§ Aim of the exercise
Return the listing word for word, as given.

§ Material
————————

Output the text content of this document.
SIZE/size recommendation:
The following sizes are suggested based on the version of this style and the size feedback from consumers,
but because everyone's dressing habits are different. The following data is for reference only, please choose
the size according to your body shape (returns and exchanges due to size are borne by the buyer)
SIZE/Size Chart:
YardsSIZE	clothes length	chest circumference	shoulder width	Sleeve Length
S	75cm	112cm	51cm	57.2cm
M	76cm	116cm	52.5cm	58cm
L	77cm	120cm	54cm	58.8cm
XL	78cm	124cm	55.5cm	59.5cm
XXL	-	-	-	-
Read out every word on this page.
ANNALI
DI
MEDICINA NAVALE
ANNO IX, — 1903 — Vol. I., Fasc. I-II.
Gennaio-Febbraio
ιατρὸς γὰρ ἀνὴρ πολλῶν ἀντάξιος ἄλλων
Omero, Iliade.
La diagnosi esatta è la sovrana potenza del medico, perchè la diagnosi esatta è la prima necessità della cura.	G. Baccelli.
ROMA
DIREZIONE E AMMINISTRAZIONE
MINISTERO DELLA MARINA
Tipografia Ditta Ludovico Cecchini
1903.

————————

§ Answer to the exercise
Output the text content of this document.
SIZE/size recommendation:
The following sizes are suggested based on the version of this style and the size feedback from consumers,
but because everyone's dressing habits are different. The following data is for reference only, please choose
the size according to your body shape (returns and exchanges due to size are borne by the buyer)
SIZE/Size Chart:
YardsSIZE	clothes length	chest circumference	shoulder width	Sleeve Length
S	75cm	112cm	51cm	57.2cm
M	76cm	116cm	52.5cm	58cm
L	77cm	120cm	54cm	58.8cm
XL	78cm	124cm	55.5cm	59.5cm
XXL	-	-	-	-
Read out every word on this page.
ANNALI
DI
MEDICINA NAVALE
ANNO IX, — 1903 — Vol. I., Fasc. I-II.
Gennaio-Febbraio
ιατρὸς γὰρ ἀνὴρ πολλῶν ἀντάξιος ἄλλων
Omero, Iliade.
La diagnosi esatta è la sovrana potenza del medico, perchè la diagnosi esatta è la prima necessità della cura.	G. Baccelli.
ROMA
DIREZIONE E AMMINISTRAZIONE
MINISTERO DELLA MARINA
Tipografia Ditta Ludovico Cecchini
1903.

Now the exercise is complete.